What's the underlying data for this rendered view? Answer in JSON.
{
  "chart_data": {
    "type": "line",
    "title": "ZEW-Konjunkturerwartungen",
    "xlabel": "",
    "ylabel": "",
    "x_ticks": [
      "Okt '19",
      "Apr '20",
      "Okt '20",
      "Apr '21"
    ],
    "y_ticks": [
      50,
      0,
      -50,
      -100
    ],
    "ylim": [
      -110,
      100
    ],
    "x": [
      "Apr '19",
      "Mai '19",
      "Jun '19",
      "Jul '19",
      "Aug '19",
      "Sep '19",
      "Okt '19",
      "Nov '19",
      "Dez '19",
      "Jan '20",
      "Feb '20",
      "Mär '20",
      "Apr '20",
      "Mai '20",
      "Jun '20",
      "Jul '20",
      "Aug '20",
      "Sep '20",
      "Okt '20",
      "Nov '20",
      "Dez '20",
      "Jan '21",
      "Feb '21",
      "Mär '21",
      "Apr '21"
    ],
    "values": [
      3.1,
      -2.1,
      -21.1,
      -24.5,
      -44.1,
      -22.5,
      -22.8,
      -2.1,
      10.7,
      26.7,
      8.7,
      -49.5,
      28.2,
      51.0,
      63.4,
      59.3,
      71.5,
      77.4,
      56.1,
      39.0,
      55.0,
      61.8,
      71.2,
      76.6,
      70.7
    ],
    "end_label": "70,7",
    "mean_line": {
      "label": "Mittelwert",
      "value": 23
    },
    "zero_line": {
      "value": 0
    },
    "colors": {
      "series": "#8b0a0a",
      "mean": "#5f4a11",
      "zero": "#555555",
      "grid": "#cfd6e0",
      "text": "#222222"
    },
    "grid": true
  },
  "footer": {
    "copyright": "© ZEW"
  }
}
━━━━━━━━
# Exercise requirements:
Write out the entries above word for word.

# Expected answer:
What's the underlying data for this rendered view? Answer in JSON.
{
  "chart_data": {
    "type": "line",
    "title": "ZEW-Konjunkturerwartungen",
    "xlabel": "",
    "ylabel": "",
    "x_ticks": [
      "Okt '19",
      "Apr '20",
      "Okt '20",
      "Apr '21"
    ],
    "y_ticks": [
      50,
      0,
      -50,
      -100
    ],
    "ylim": [
      -110,
      100
    ],
    "x": [
      "Apr '19",
      "Mai '19",
      "Jun '19",
      "Jul '19",
      "Aug '19",
      "Sep '19",
      "Okt '19",
      "Nov '19",
      "Dez '19",
      "Jan '20",
      "Feb '20",
      "Mär '20",
      "Apr '20",
      "Mai '20",
      "Jun '20",
      "Jul '20",
      "Aug '20",
      "Sep '20",
      "Okt '20",
      "Nov '20",
      "Dez '20",
      "Jan '21",
      "Feb '21",
      "Mär '21",
      "Apr '21"
    ],
    "values": [
      3.1,
      -2.1,
      -21.1,
      -24.5,
      -44.1,
      -22.5,
      -22.8,
      -2.1,
      10.7,
      26.7,
      8.7,
      -49.5,
      28.2,
      51.0,
      63.4,
      59.3,
      71.5,
      77.4,
      56.1,
      39.0,
      55.0,
      61.8,
      71.2,
      76.6,
      70.7
    ],
    "end_label": "70,7",
    "mean_line": {
      "label": "Mittelwert",
      "value": 23
    },
    "zero_line": {
      "value": 0
    },
    "colors": {
      "series": "#8b0a0a",
      "mean": "#5f4a11",
      "zero": "#555555",
      "grid": "#cfd6e0",
      "text": "#222222"
    },
    "grid": true
  },
  "footer": {
    "copyright": "© ZEW"
  }
}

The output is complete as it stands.